>> begin Task data
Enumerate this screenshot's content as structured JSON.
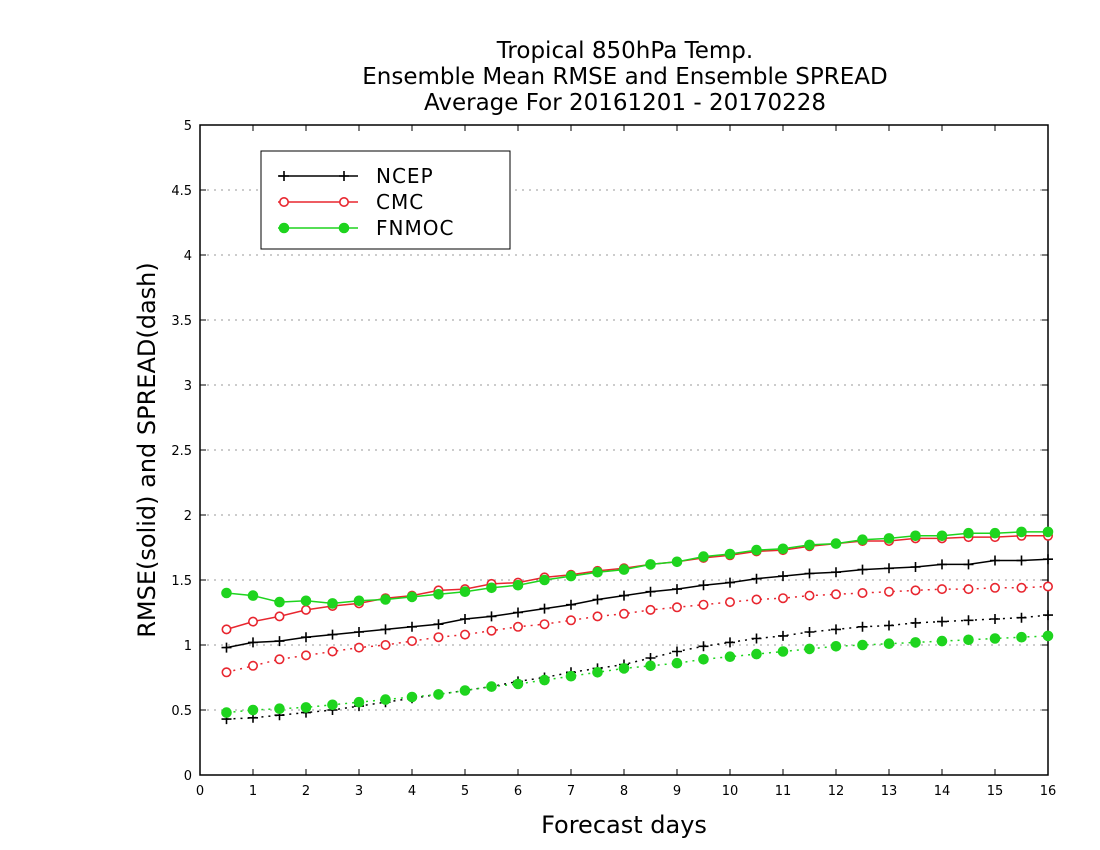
{
  "chart_data": {
    "type": "line",
    "title_lines": [
      "Tropical 850hPa Temp.",
      "Ensemble Mean RMSE and Ensemble SPREAD",
      "Average For 20161201 - 20170228"
    ],
    "xlabel": "Forecast days",
    "ylabel": "RMSE(solid) and SPREAD(dash)",
    "xlim": [
      0,
      16
    ],
    "ylim": [
      0,
      5
    ],
    "xticks": [
      "0",
      "1",
      "2",
      "3",
      "4",
      "5",
      "6",
      "7",
      "8",
      "9",
      "10",
      "11",
      "12",
      "13",
      "14",
      "15",
      "16"
    ],
    "yticks": [
      "0",
      "0.5",
      "1",
      "1.5",
      "2",
      "2.5",
      "3",
      "3.5",
      "4",
      "4.5",
      "5"
    ],
    "grid": "horizontal dotted",
    "legend_position": "top-left",
    "x": [
      0.5,
      1,
      1.5,
      2,
      2.5,
      3,
      3.5,
      4,
      4.5,
      5,
      5.5,
      6,
      6.5,
      7,
      7.5,
      8,
      8.5,
      9,
      9.5,
      10,
      10.5,
      11,
      11.5,
      12,
      12.5,
      13,
      13.5,
      14,
      14.5,
      15,
      15.5,
      16
    ],
    "series": [
      {
        "name": "NCEP",
        "color": "#000000",
        "marker": "plus",
        "rmse": [
          0.98,
          1.02,
          1.03,
          1.06,
          1.08,
          1.1,
          1.12,
          1.14,
          1.16,
          1.2,
          1.22,
          1.25,
          1.28,
          1.31,
          1.35,
          1.38,
          1.41,
          1.43,
          1.46,
          1.48,
          1.51,
          1.53,
          1.55,
          1.56,
          1.58,
          1.59,
          1.6,
          1.62,
          1.62,
          1.65,
          1.65,
          1.66
        ],
        "spread": [
          0.43,
          0.44,
          0.46,
          0.48,
          0.5,
          0.53,
          0.56,
          0.59,
          0.62,
          0.65,
          0.68,
          0.72,
          0.75,
          0.79,
          0.82,
          0.85,
          0.9,
          0.95,
          0.99,
          1.02,
          1.05,
          1.07,
          1.1,
          1.12,
          1.14,
          1.15,
          1.17,
          1.18,
          1.19,
          1.2,
          1.21,
          1.23
        ]
      },
      {
        "name": "CMC",
        "color": "#e8262f",
        "marker": "open-circle",
        "rmse": [
          1.12,
          1.18,
          1.22,
          1.27,
          1.3,
          1.32,
          1.36,
          1.38,
          1.42,
          1.43,
          1.47,
          1.48,
          1.52,
          1.54,
          1.57,
          1.59,
          1.62,
          1.64,
          1.67,
          1.69,
          1.72,
          1.73,
          1.76,
          1.78,
          1.8,
          1.8,
          1.82,
          1.82,
          1.83,
          1.83,
          1.84,
          1.84
        ],
        "spread": [
          0.79,
          0.84,
          0.89,
          0.92,
          0.95,
          0.98,
          1.0,
          1.03,
          1.06,
          1.08,
          1.11,
          1.14,
          1.16,
          1.19,
          1.22,
          1.24,
          1.27,
          1.29,
          1.31,
          1.33,
          1.35,
          1.36,
          1.38,
          1.39,
          1.4,
          1.41,
          1.42,
          1.43,
          1.43,
          1.44,
          1.44,
          1.45
        ]
      },
      {
        "name": "FNMOC",
        "color": "#1ed41e",
        "marker": "filled-circle",
        "rmse": [
          1.4,
          1.38,
          1.33,
          1.34,
          1.32,
          1.34,
          1.35,
          1.37,
          1.39,
          1.41,
          1.44,
          1.46,
          1.5,
          1.53,
          1.56,
          1.58,
          1.62,
          1.64,
          1.68,
          1.7,
          1.73,
          1.74,
          1.77,
          1.78,
          1.81,
          1.82,
          1.84,
          1.84,
          1.86,
          1.86,
          1.87,
          1.87
        ],
        "spread": [
          0.48,
          0.5,
          0.51,
          0.52,
          0.54,
          0.56,
          0.58,
          0.6,
          0.62,
          0.65,
          0.68,
          0.7,
          0.73,
          0.76,
          0.79,
          0.82,
          0.84,
          0.86,
          0.89,
          0.91,
          0.93,
          0.95,
          0.97,
          0.99,
          1.0,
          1.01,
          1.02,
          1.03,
          1.04,
          1.05,
          1.06,
          1.07
        ]
      }
    ]
  }
}
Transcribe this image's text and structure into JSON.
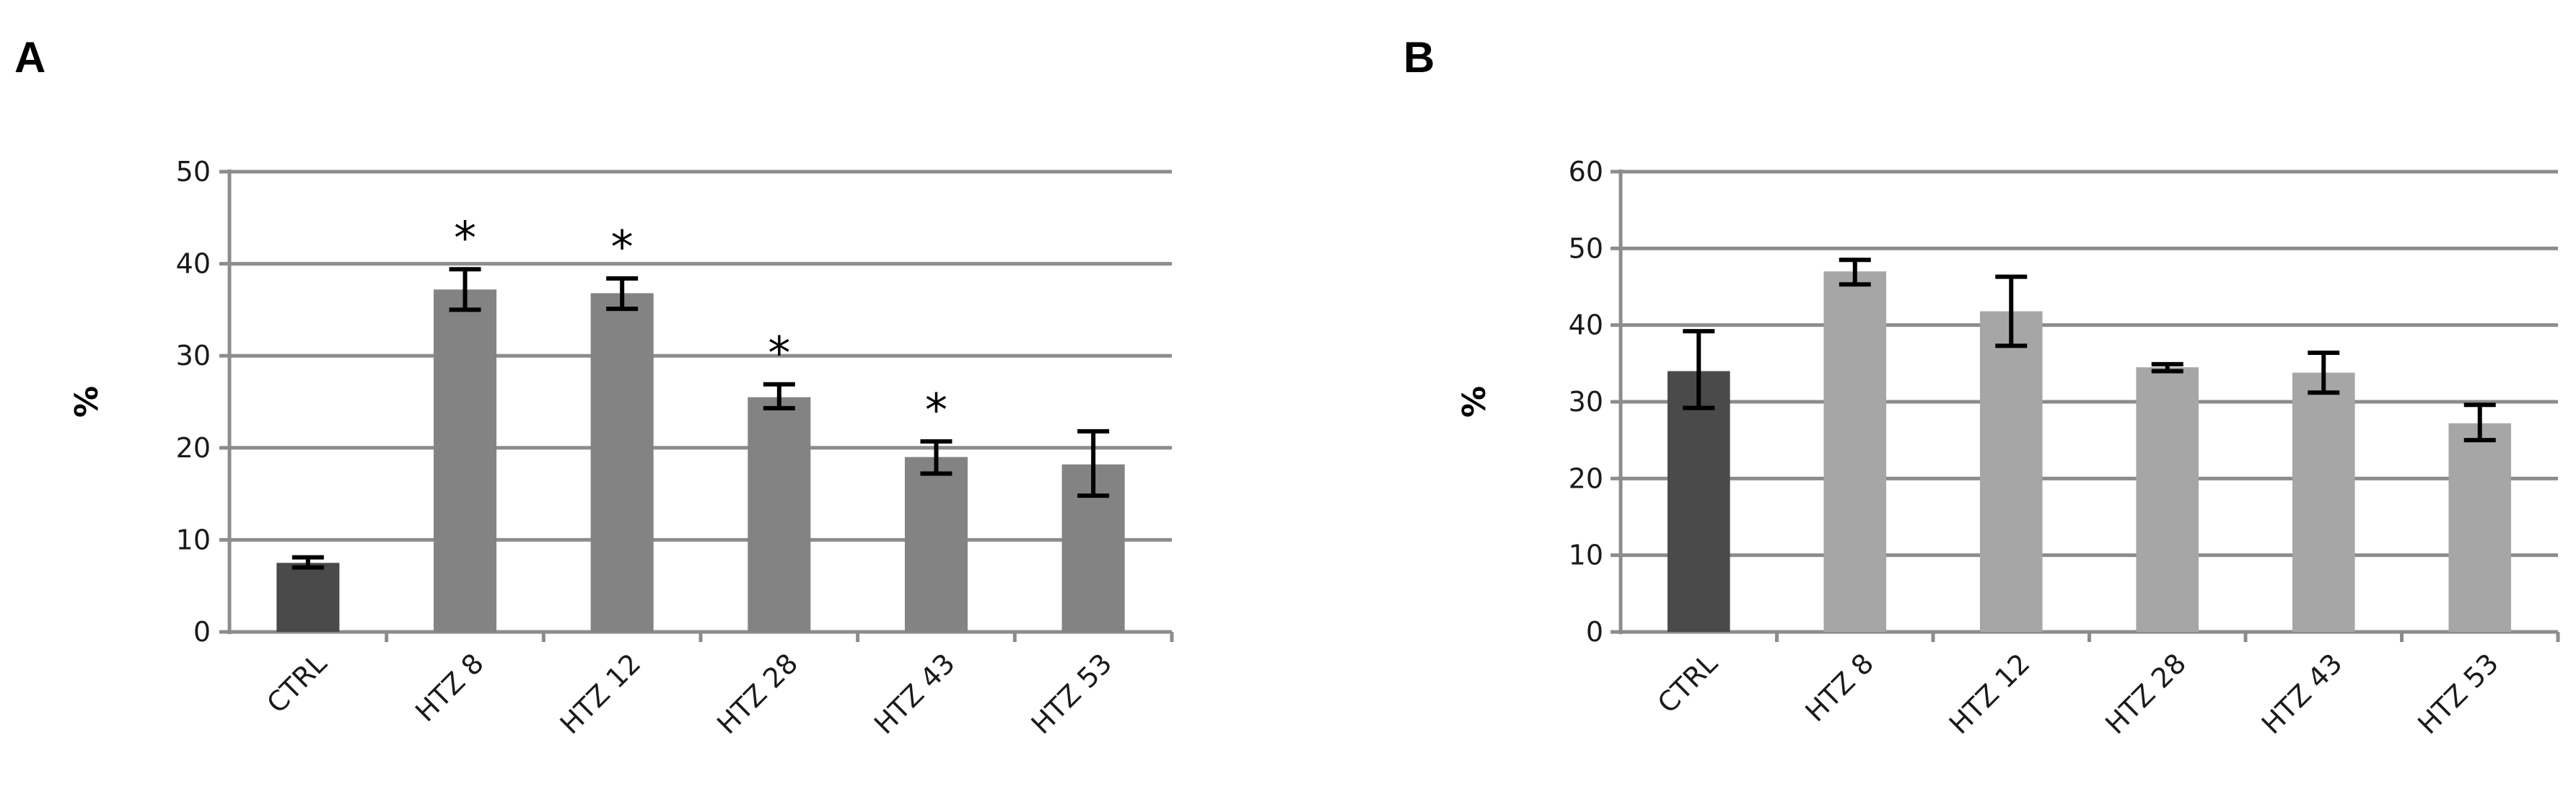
{
  "chart_data": [
    {
      "type": "bar",
      "panel_label": "A",
      "categories": [
        "CTRL",
        "HTZ 8",
        "HTZ 12",
        "HTZ 28",
        "HTZ 43",
        "HTZ 53"
      ],
      "values": [
        7.5,
        37.2,
        36.8,
        25.5,
        19.0,
        18.2
      ],
      "error_low": [
        7.0,
        35.0,
        35.1,
        24.3,
        17.2,
        14.8
      ],
      "error_high": [
        8.1,
        39.4,
        38.4,
        26.9,
        20.7,
        21.8
      ],
      "significance": [
        "",
        "*",
        "*",
        "*",
        "*",
        ""
      ],
      "bar_colors": [
        "#4a4a4a",
        "#838383",
        "#838383",
        "#838383",
        "#838383",
        "#838383"
      ],
      "ylabel": "%",
      "xlabel": "",
      "ylim": [
        0,
        50
      ],
      "yticks": [
        0,
        10,
        20,
        30,
        40,
        50
      ],
      "grid": true
    },
    {
      "type": "bar",
      "panel_label": "B",
      "categories": [
        "CTRL",
        "HTZ 8",
        "HTZ 12",
        "HTZ 28",
        "HTZ 43",
        "HTZ 53"
      ],
      "values": [
        34.0,
        47.0,
        41.8,
        34.5,
        33.8,
        27.2
      ],
      "error_low": [
        29.2,
        45.3,
        37.3,
        34.0,
        31.2,
        25.0
      ],
      "error_high": [
        39.2,
        48.5,
        46.3,
        34.9,
        36.4,
        29.6
      ],
      "significance": [
        "",
        "",
        "",
        "",
        "",
        ""
      ],
      "bar_colors": [
        "#4a4a4a",
        "#a6a6a6",
        "#a6a6a6",
        "#a6a6a6",
        "#a6a6a6",
        "#a6a6a6"
      ],
      "ylabel": "%",
      "xlabel": "",
      "ylim": [
        0,
        60
      ],
      "yticks": [
        0,
        10,
        20,
        30,
        40,
        50,
        60
      ],
      "grid": true
    }
  ]
}
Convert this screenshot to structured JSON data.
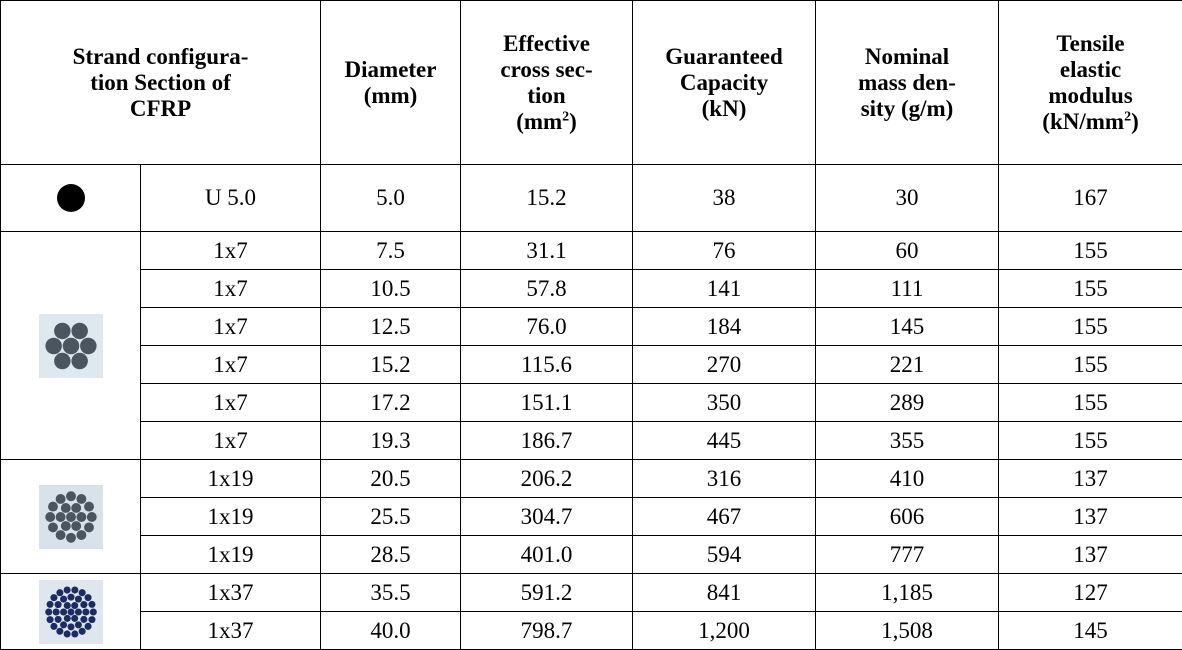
{
  "header": {
    "cells": [
      {
        "lines": [
          "Strand configura-",
          "tion Section of",
          "CFRP"
        ]
      },
      {
        "lines": [
          "Diameter",
          "(mm)"
        ]
      },
      {
        "lines": [
          "Effective",
          "cross sec-",
          "tion"
        ],
        "unit": [
          "(mm",
          "2",
          ")"
        ]
      },
      {
        "lines": [
          "Guaranteed",
          "Capacity",
          "(kN)"
        ]
      },
      {
        "lines": [
          "Nominal",
          "mass den-",
          "sity (g/m)"
        ]
      },
      {
        "lines": [
          "Tensile",
          "elastic",
          "modulus"
        ],
        "unit": [
          "(kN/mm",
          "2",
          ")"
        ]
      }
    ]
  },
  "groups": [
    {
      "rows": [
        [
          "U 5.0",
          "5.0",
          "15.2",
          "38",
          "30",
          "167"
        ]
      ]
    },
    {
      "rows": [
        [
          "1x7",
          "7.5",
          "31.1",
          "76",
          "60",
          "155"
        ],
        [
          "1x7",
          "10.5",
          "57.8",
          "141",
          "111",
          "155"
        ],
        [
          "1x7",
          "12.5",
          "76.0",
          "184",
          "145",
          "155"
        ],
        [
          "1x7",
          "15.2",
          "115.6",
          "270",
          "221",
          "155"
        ],
        [
          "1x7",
          "17.2",
          "151.1",
          "350",
          "289",
          "155"
        ],
        [
          "1x7",
          "19.3",
          "186.7",
          "445",
          "355",
          "155"
        ]
      ]
    },
    {
      "rows": [
        [
          "1x19",
          "20.5",
          "206.2",
          "316",
          "410",
          "137"
        ],
        [
          "1x19",
          "25.5",
          "304.7",
          "467",
          "606",
          "137"
        ],
        [
          "1x19",
          "28.5",
          "401.0",
          "594",
          "777",
          "137"
        ]
      ]
    },
    {
      "rows": [
        [
          "1x37",
          "35.5",
          "591.2",
          "841",
          "1,185",
          "127"
        ],
        [
          "1x37",
          "40.0",
          "798.7",
          "1,200",
          "1,508",
          "145"
        ]
      ]
    }
  ]
}
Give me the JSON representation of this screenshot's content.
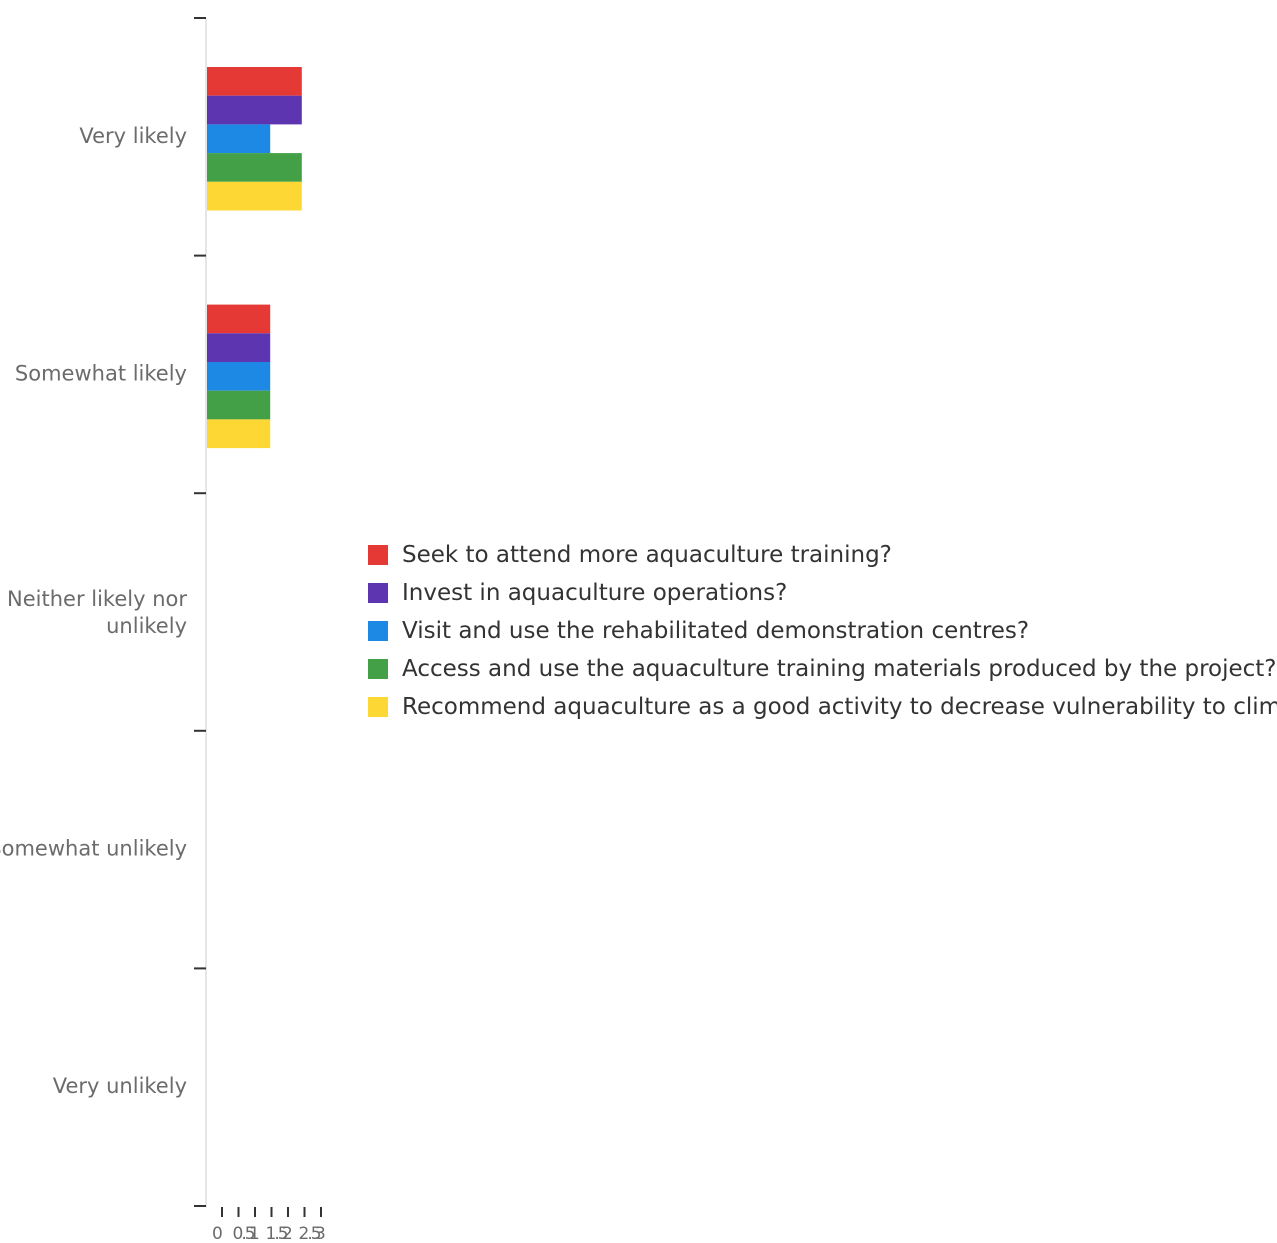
{
  "chart_data": {
    "type": "bar",
    "orientation": "horizontal",
    "categories": [
      "Very likely",
      "Somewhat likely",
      "Neither likely nor unlikely",
      "Somewhat unlikely",
      "Very unlikely"
    ],
    "series": [
      {
        "name": "Seek to attend more aquaculture training?",
        "color": "#e53935",
        "values": [
          3,
          2,
          0,
          0,
          0
        ]
      },
      {
        "name": "Invest in aquaculture operations?",
        "color": "#5e35b1",
        "values": [
          3,
          2,
          0,
          0,
          0
        ]
      },
      {
        "name": "Visit and use the rehabilitated demonstration centres?",
        "color": "#1e88e5",
        "values": [
          2,
          2,
          0,
          0,
          0
        ]
      },
      {
        "name": "Access and use the aquaculture training materials produced by the project?",
        "color": "#43a047",
        "values": [
          3,
          2,
          0,
          0,
          0
        ]
      },
      {
        "name": "Recommend aquaculture as a good activity to decrease vulnerability to clima...",
        "color": "#fdd835",
        "values": [
          3,
          2,
          0,
          0,
          0
        ]
      }
    ],
    "xticks": [
      "0",
      "0.5",
      "1",
      "1.5",
      "2",
      "2.5",
      "3"
    ],
    "xlim": [
      0,
      3
    ],
    "grid": false,
    "legend_position": "right"
  }
}
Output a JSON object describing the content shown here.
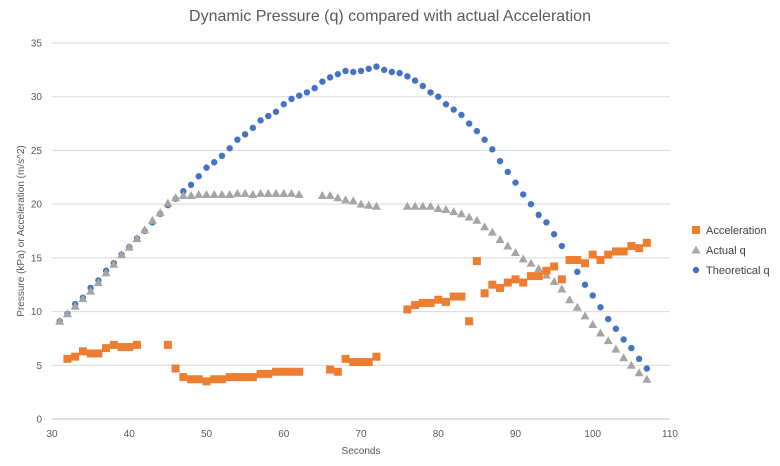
>> end Task data
Pick out every line of the listing containing the word "circle", and show those lines.

        "marker": "open-circle",
        "marker": "filled-circle",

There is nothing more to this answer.